• Task
The records that follow should be retyped word for word.

┌────────

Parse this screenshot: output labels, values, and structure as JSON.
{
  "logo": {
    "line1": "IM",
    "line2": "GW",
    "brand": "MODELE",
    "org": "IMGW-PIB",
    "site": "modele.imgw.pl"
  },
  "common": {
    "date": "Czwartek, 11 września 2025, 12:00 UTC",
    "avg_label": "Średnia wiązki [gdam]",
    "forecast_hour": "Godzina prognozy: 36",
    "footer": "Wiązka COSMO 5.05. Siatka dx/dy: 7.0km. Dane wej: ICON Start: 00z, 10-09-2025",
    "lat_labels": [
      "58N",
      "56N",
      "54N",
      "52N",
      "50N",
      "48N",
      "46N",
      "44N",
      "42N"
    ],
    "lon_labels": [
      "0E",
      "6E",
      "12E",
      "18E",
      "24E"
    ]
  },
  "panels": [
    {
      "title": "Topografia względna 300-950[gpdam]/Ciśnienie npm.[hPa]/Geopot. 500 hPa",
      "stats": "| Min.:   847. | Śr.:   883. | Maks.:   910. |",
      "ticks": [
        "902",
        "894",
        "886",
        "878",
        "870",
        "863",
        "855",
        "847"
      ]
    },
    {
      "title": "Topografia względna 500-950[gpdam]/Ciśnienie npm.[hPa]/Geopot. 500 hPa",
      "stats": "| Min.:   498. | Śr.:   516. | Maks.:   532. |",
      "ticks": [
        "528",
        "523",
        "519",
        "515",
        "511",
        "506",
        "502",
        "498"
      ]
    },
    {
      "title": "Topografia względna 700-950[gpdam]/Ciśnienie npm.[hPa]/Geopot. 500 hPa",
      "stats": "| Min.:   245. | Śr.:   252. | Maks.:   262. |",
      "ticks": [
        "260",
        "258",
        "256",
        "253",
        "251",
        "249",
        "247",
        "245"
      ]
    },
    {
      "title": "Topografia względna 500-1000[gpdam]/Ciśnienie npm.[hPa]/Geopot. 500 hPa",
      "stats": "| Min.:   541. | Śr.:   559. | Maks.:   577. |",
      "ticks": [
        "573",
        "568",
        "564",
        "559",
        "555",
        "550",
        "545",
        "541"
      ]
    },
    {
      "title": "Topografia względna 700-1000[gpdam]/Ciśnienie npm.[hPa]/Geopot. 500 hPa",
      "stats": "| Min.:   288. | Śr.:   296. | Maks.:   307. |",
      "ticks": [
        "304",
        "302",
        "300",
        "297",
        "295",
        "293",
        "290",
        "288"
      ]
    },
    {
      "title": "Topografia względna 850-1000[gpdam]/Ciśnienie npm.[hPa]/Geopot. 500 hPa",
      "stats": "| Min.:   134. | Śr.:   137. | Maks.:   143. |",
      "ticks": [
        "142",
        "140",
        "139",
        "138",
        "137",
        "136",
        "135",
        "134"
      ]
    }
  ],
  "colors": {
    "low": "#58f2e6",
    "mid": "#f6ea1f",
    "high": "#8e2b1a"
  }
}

└────────

• Response to this exercise
Parse this screenshot: output labels, values, and structure as JSON.
{
  "logo": {
    "line1": "IM",
    "line2": "GW",
    "brand": "MODELE",
    "org": "IMGW-PIB",
    "site": "modele.imgw.pl"
  },
  "common": {
    "date": "Czwartek, 11 września 2025, 12:00 UTC",
    "avg_label": "Średnia wiązki [gdam]",
    "forecast_hour": "Godzina prognozy: 36",
    "footer": "Wiązka COSMO 5.05. Siatka dx/dy: 7.0km. Dane wej: ICON Start: 00z, 10-09-2025",
    "lat_labels": [
      "58N",
      "56N",
      "54N",
      "52N",
      "50N",
      "48N",
      "46N",
      "44N",
      "42N"
    ],
    "lon_labels": [
      "0E",
      "6E",
      "12E",
      "18E",
      "24E"
    ]
  },
  "panels": [
    {
      "title": "Topografia względna 300-950[gpdam]/Ciśnienie npm.[hPa]/Geopot. 500 hPa",
      "stats": "| Min.:   847. | Śr.:   883. | Maks.:   910. |",
      "ticks": [
        "902",
        "894",
        "886",
        "878",
        "870",
        "863",
        "855",
        "847"
      ]
    },
    {
      "title": "Topografia względna 500-950[gpdam]/Ciśnienie npm.[hPa]/Geopot. 500 hPa",
      "stats": "| Min.:   498. | Śr.:   516. | Maks.:   532. |",
      "ticks": [
        "528",
        "523",
        "519",
        "515",
        "511",
        "506",
        "502",
        "498"
      ]
    },
    {
      "title": "Topografia względna 700-950[gpdam]/Ciśnienie npm.[hPa]/Geopot. 500 hPa",
      "stats": "| Min.:   245. | Śr.:   252. | Maks.:   262. |",
      "ticks": [
        "260",
        "258",
        "256",
        "253",
        "251",
        "249",
        "247",
        "245"
      ]
    },
    {
      "title": "Topografia względna 500-1000[gpdam]/Ciśnienie npm.[hPa]/Geopot. 500 hPa",
      "stats": "| Min.:   541. | Śr.:   559. | Maks.:   577. |",
      "ticks": [
        "573",
        "568",
        "564",
        "559",
        "555",
        "550",
        "545",
        "541"
      ]
    },
    {
      "title": "Topografia względna 700-1000[gpdam]/Ciśnienie npm.[hPa]/Geopot. 500 hPa",
      "stats": "| Min.:   288. | Śr.:   296. | Maks.:   307. |",
      "ticks": [
        "304",
        "302",
        "300",
        "297",
        "295",
        "293",
        "290",
        "288"
      ]
    },
    {
      "title": "Topografia względna 850-1000[gpdam]/Ciśnienie npm.[hPa]/Geopot. 500 hPa",
      "stats": "| Min.:   134. | Śr.:   137. | Maks.:   143. |",
      "ticks": [
        "142",
        "140",
        "139",
        "138",
        "137",
        "136",
        "135",
        "134"
      ]
    }
  ],
  "colors": {
    "low": "#58f2e6",
    "mid": "#f6ea1f",
    "high": "#8e2b1a"
  }
}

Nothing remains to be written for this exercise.